▸ Task objective:
Your task is to print the material below exactly as presented.

------------------------------------

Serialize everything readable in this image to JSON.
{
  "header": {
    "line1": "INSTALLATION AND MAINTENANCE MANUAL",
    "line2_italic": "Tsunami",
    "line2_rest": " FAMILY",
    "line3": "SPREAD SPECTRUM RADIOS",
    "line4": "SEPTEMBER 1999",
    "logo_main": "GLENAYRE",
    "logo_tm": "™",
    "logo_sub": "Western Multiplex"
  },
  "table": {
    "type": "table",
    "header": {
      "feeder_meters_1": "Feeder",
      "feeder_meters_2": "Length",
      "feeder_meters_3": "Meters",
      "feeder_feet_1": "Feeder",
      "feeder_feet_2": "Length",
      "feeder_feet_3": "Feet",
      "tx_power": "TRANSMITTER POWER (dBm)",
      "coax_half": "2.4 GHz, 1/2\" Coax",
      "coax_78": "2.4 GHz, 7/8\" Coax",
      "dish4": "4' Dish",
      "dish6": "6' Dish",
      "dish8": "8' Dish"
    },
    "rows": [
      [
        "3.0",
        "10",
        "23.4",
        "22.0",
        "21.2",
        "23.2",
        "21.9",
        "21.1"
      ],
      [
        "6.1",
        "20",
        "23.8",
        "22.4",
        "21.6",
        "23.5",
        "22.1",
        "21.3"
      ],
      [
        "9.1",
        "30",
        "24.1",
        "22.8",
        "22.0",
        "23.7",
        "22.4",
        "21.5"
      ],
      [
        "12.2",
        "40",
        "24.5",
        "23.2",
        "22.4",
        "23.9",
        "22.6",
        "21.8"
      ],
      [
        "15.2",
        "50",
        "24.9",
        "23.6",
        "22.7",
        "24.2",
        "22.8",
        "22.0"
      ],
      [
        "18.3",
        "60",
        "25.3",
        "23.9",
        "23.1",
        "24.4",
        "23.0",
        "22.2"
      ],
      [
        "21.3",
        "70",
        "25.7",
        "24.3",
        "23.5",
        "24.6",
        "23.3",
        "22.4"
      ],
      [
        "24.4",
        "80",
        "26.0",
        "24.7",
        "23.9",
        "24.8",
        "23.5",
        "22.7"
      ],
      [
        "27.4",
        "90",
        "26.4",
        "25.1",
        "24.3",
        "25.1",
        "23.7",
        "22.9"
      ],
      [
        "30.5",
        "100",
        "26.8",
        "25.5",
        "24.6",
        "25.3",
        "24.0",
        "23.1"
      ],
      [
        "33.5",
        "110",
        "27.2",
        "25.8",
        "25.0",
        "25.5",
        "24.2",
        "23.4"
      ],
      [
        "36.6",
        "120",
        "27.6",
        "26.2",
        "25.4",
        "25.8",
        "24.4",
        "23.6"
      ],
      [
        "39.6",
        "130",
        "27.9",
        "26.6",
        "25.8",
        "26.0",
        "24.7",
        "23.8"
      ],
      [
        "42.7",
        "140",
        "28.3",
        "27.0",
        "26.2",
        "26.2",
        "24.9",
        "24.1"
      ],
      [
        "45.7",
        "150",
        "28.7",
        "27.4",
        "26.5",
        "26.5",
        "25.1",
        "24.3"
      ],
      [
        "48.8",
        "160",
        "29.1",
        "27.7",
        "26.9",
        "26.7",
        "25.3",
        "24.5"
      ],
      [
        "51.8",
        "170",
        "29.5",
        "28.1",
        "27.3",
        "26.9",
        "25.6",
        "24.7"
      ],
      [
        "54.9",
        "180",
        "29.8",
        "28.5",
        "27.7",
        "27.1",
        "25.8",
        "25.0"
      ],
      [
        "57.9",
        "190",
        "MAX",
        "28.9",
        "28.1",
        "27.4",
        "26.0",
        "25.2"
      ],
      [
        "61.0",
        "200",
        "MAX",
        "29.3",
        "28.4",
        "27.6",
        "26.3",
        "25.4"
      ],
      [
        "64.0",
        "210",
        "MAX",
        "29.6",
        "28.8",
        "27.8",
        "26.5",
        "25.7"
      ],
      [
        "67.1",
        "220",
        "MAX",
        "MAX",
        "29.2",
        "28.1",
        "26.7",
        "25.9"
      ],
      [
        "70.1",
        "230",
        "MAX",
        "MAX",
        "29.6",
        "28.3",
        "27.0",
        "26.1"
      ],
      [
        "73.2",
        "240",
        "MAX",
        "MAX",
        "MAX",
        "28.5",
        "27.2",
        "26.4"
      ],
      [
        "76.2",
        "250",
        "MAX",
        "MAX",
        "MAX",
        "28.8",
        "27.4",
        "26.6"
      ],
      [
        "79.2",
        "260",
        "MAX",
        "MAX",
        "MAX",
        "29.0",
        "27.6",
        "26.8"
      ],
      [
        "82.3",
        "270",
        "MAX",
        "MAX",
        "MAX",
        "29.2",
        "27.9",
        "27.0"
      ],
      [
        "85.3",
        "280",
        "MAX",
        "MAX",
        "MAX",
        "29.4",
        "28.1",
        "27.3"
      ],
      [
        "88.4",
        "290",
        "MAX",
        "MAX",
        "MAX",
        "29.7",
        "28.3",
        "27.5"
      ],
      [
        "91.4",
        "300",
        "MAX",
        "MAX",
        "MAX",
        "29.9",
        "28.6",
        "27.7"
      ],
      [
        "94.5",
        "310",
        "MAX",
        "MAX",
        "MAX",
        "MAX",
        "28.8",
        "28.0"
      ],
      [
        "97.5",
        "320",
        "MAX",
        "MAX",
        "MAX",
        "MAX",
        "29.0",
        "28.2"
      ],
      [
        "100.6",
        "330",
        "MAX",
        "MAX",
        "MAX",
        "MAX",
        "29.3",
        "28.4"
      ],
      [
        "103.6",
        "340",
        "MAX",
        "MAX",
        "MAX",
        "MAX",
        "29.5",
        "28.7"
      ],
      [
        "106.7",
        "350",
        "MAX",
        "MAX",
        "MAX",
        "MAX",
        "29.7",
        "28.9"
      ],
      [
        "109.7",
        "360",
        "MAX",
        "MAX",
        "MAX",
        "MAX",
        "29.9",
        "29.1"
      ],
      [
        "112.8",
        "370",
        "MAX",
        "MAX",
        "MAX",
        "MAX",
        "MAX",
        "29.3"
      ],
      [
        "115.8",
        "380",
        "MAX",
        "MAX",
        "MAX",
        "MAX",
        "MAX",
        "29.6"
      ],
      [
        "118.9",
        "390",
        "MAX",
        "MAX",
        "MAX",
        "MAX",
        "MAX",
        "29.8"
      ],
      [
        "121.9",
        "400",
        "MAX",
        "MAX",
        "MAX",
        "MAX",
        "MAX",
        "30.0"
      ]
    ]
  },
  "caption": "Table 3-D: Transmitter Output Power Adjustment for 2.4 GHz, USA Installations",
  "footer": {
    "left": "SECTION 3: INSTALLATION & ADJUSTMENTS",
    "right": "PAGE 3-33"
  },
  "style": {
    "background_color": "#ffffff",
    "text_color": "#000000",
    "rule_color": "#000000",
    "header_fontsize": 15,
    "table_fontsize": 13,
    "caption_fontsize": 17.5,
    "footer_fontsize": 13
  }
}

------------------------------------

▸ Final answer:
Serialize everything readable in this image to JSON.
{
  "header": {
    "line1": "INSTALLATION AND MAINTENANCE MANUAL",
    "line2_italic": "Tsunami",
    "line2_rest": " FAMILY",
    "line3": "SPREAD SPECTRUM RADIOS",
    "line4": "SEPTEMBER 1999",
    "logo_main": "GLENAYRE",
    "logo_tm": "™",
    "logo_sub": "Western Multiplex"
  },
  "table": {
    "type": "table",
    "header": {
      "feeder_meters_1": "Feeder",
      "feeder_meters_2": "Length",
      "feeder_meters_3": "Meters",
      "feeder_feet_1": "Feeder",
      "feeder_feet_2": "Length",
      "feeder_feet_3": "Feet",
      "tx_power": "TRANSMITTER POWER (dBm)",
      "coax_half": "2.4 GHz, 1/2\" Coax",
      "coax_78": "2.4 GHz, 7/8\" Coax",
      "dish4": "4' Dish",
      "dish6": "6' Dish",
      "dish8": "8' Dish"
    },
    "rows": [
      [
        "3.0",
        "10",
        "23.4",
        "22.0",
        "21.2",
        "23.2",
        "21.9",
        "21.1"
      ],
      [
        "6.1",
        "20",
        "23.8",
        "22.4",
        "21.6",
        "23.5",
        "22.1",
        "21.3"
      ],
      [
        "9.1",
        "30",
        "24.1",
        "22.8",
        "22.0",
        "23.7",
        "22.4",
        "21.5"
      ],
      [
        "12.2",
        "40",
        "24.5",
        "23.2",
        "22.4",
        "23.9",
        "22.6",
        "21.8"
      ],
      [
        "15.2",
        "50",
        "24.9",
        "23.6",
        "22.7",
        "24.2",
        "22.8",
        "22.0"
      ],
      [
        "18.3",
        "60",
        "25.3",
        "23.9",
        "23.1",
        "24.4",
        "23.0",
        "22.2"
      ],
      [
        "21.3",
        "70",
        "25.7",
        "24.3",
        "23.5",
        "24.6",
        "23.3",
        "22.4"
      ],
      [
        "24.4",
        "80",
        "26.0",
        "24.7",
        "23.9",
        "24.8",
        "23.5",
        "22.7"
      ],
      [
        "27.4",
        "90",
        "26.4",
        "25.1",
        "24.3",
        "25.1",
        "23.7",
        "22.9"
      ],
      [
        "30.5",
        "100",
        "26.8",
        "25.5",
        "24.6",
        "25.3",
        "24.0",
        "23.1"
      ],
      [
        "33.5",
        "110",
        "27.2",
        "25.8",
        "25.0",
        "25.5",
        "24.2",
        "23.4"
      ],
      [
        "36.6",
        "120",
        "27.6",
        "26.2",
        "25.4",
        "25.8",
        "24.4",
        "23.6"
      ],
      [
        "39.6",
        "130",
        "27.9",
        "26.6",
        "25.8",
        "26.0",
        "24.7",
        "23.8"
      ],
      [
        "42.7",
        "140",
        "28.3",
        "27.0",
        "26.2",
        "26.2",
        "24.9",
        "24.1"
      ],
      [
        "45.7",
        "150",
        "28.7",
        "27.4",
        "26.5",
        "26.5",
        "25.1",
        "24.3"
      ],
      [
        "48.8",
        "160",
        "29.1",
        "27.7",
        "26.9",
        "26.7",
        "25.3",
        "24.5"
      ],
      [
        "51.8",
        "170",
        "29.5",
        "28.1",
        "27.3",
        "26.9",
        "25.6",
        "24.7"
      ],
      [
        "54.9",
        "180",
        "29.8",
        "28.5",
        "27.7",
        "27.1",
        "25.8",
        "25.0"
      ],
      [
        "57.9",
        "190",
        "MAX",
        "28.9",
        "28.1",
        "27.4",
        "26.0",
        "25.2"
      ],
      [
        "61.0",
        "200",
        "MAX",
        "29.3",
        "28.4",
        "27.6",
        "26.3",
        "25.4"
      ],
      [
        "64.0",
        "210",
        "MAX",
        "29.6",
        "28.8",
        "27.8",
        "26.5",
        "25.7"
      ],
      [
        "67.1",
        "220",
        "MAX",
        "MAX",
        "29.2",
        "28.1",
        "26.7",
        "25.9"
      ],
      [
        "70.1",
        "230",
        "MAX",
        "MAX",
        "29.6",
        "28.3",
        "27.0",
        "26.1"
      ],
      [
        "73.2",
        "240",
        "MAX",
        "MAX",
        "MAX",
        "28.5",
        "27.2",
        "26.4"
      ],
      [
        "76.2",
        "250",
        "MAX",
        "MAX",
        "MAX",
        "28.8",
        "27.4",
        "26.6"
      ],
      [
        "79.2",
        "260",
        "MAX",
        "MAX",
        "MAX",
        "29.0",
        "27.6",
        "26.8"
      ],
      [
        "82.3",
        "270",
        "MAX",
        "MAX",
        "MAX",
        "29.2",
        "27.9",
        "27.0"
      ],
      [
        "85.3",
        "280",
        "MAX",
        "MAX",
        "MAX",
        "29.4",
        "28.1",
        "27.3"
      ],
      [
        "88.4",
        "290",
        "MAX",
        "MAX",
        "MAX",
        "29.7",
        "28.3",
        "27.5"
      ],
      [
        "91.4",
        "300",
        "MAX",
        "MAX",
        "MAX",
        "29.9",
        "28.6",
        "27.7"
      ],
      [
        "94.5",
        "310",
        "MAX",
        "MAX",
        "MAX",
        "MAX",
        "28.8",
        "28.0"
      ],
      [
        "97.5",
        "320",
        "MAX",
        "MAX",
        "MAX",
        "MAX",
        "29.0",
        "28.2"
      ],
      [
        "100.6",
        "330",
        "MAX",
        "MAX",
        "MAX",
        "MAX",
        "29.3",
        "28.4"
      ],
      [
        "103.6",
        "340",
        "MAX",
        "MAX",
        "MAX",
        "MAX",
        "29.5",
        "28.7"
      ],
      [
        "106.7",
        "350",
        "MAX",
        "MAX",
        "MAX",
        "MAX",
        "29.7",
        "28.9"
      ],
      [
        "109.7",
        "360",
        "MAX",
        "MAX",
        "MAX",
        "MAX",
        "29.9",
        "29.1"
      ],
      [
        "112.8",
        "370",
        "MAX",
        "MAX",
        "MAX",
        "MAX",
        "MAX",
        "29.3"
      ],
      [
        "115.8",
        "380",
        "MAX",
        "MAX",
        "MAX",
        "MAX",
        "MAX",
        "29.6"
      ],
      [
        "118.9",
        "390",
        "MAX",
        "MAX",
        "MAX",
        "MAX",
        "MAX",
        "29.8"
      ],
      [
        "121.9",
        "400",
        "MAX",
        "MAX",
        "MAX",
        "MAX",
        "MAX",
        "30.0"
      ]
    ]
  },
  "caption": "Table 3-D: Transmitter Output Power Adjustment for 2.4 GHz, USA Installations",
  "footer": {
    "left": "SECTION 3: INSTALLATION & ADJUSTMENTS",
    "right": "PAGE 3-33"
  },
  "style": {
    "background_color": "#ffffff",
    "text_color": "#000000",
    "rule_color": "#000000",
    "header_fontsize": 15,
    "table_fontsize": 13,
    "caption_fontsize": 17.5,
    "footer_fontsize": 13
  }
}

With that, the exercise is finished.